■ **Selected extract**
Content starts
Cost: €1,500–4,000 for a complete system

Water savings: 40–60 L/person/day = 58–87 m³/year for a family of four

Constructed Wetland (Phytoepuration)

For more thorough greywater treatment, a constructed wetland uses plants and microorganisms to purify water naturally:

The treated water output is suitable for subsurface irrigation but not for direct food crop contact.

Water Budget for an Autonomous Home

Putting it all together for our reference scenario:

Supply Side

Source Annual Volume Reliability
Rainwater (80 m² roof) 52 m³ Seasonal variation
Rainwater (additional roofs, 80 m²) 54 m³ Seasonal variation
Greywater recycling 60–80 m³ Consistent
Well (backup/supplement) As needed Year-round
Total available 166–186 m³

Demand Side

Use Annual Volume Source
Drinking & cooking 7–10 m³ Filtered rainwater or well (UV treated)
Showers & baths 60–85 m³ Filtered rainwater
Toilet flushing 44–58 m³ Recycled greywater
Laundry 22–29 m³ Filtered rainwater
Dishes 15–22 m³ Filtered rainwater
Garden (see Chapter 2) 30–80 m³ Rainwater + greywater
Total demand 178–284 m³

Balance Analysis

With full rainwater collection (160 m² roof area) + greywater recycling, the system covers 85–100% of needs in a normal rainfall year. A well provides backup for dry years and peak summer demand.
Content ends
■ **Entries provided**
Content starts
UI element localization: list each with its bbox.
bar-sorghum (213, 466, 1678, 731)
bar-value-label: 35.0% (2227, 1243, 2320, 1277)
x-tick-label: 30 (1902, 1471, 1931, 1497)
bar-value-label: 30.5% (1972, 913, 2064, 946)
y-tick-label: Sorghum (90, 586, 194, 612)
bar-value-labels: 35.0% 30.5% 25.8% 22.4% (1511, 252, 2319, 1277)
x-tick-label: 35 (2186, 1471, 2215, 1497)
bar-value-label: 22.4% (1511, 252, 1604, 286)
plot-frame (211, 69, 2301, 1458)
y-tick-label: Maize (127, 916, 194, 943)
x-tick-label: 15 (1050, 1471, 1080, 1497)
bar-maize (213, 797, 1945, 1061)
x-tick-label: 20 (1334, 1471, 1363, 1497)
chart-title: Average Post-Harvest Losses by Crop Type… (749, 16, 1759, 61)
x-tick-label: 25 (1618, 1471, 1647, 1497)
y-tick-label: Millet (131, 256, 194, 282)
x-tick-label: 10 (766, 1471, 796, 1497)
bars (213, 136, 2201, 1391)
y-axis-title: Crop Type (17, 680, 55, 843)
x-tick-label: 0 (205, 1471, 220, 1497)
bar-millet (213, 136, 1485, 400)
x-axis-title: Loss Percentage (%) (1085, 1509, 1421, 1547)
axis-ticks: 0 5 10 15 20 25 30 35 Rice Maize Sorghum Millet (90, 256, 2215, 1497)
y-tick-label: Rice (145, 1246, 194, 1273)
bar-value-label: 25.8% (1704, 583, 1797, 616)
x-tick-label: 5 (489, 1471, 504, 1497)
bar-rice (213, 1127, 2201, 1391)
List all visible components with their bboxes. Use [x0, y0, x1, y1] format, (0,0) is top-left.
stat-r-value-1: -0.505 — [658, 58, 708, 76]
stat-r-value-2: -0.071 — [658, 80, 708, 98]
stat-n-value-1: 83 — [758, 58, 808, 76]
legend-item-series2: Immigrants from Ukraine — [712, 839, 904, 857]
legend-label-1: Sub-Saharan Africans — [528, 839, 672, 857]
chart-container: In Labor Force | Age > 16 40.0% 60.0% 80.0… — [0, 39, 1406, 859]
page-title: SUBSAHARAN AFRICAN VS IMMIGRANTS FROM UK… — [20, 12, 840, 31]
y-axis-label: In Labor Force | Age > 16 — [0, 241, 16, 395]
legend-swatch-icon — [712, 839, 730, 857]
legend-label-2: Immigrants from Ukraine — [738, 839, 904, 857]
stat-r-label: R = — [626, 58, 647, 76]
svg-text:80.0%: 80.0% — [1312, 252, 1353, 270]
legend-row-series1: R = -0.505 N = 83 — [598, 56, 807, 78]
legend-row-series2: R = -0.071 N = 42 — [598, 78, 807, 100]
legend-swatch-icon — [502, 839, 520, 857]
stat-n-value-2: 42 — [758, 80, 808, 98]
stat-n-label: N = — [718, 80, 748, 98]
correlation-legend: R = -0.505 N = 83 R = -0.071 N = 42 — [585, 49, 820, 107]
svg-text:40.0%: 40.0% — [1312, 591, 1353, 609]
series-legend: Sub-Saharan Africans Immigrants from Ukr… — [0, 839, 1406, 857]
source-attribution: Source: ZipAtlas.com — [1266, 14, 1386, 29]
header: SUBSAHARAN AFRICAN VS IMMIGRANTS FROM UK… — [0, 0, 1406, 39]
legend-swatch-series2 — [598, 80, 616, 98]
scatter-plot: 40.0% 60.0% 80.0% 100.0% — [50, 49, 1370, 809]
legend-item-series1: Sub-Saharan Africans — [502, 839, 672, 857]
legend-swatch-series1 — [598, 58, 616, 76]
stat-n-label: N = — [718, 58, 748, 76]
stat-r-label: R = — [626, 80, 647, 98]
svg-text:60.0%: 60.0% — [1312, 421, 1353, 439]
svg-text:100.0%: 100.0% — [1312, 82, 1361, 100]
Content ends
■ **Aim of the exercise**
Go on with the text on an autonomous home's water budget, starting right after its last sentence. None of the items is needed here.

■ **Reply**
📊 Quick Reference — Water System Costs:

Component Cost Lifespan
10,000 L buried tank €4,000–6,000 50+ years
Gutters & first-flush system €500–1,000 20 years
Pump & pressure system €500–1,200 10–15 years
UV + filtration system €1,500–3,000 15 years (consumables annual)
Greywater system €2,000–4,000 20 years
Well (if needed) €3,000–15,000 30+ years
Total water autonomy €8,500–25,000
Annual operating cost €300–600

Compared to municipal water at €4/m³ (supply + treatment): a family using 200 m³/year pays €800/year. The autonomous system pays for itself in 12–25 years, with much better resilience and independence.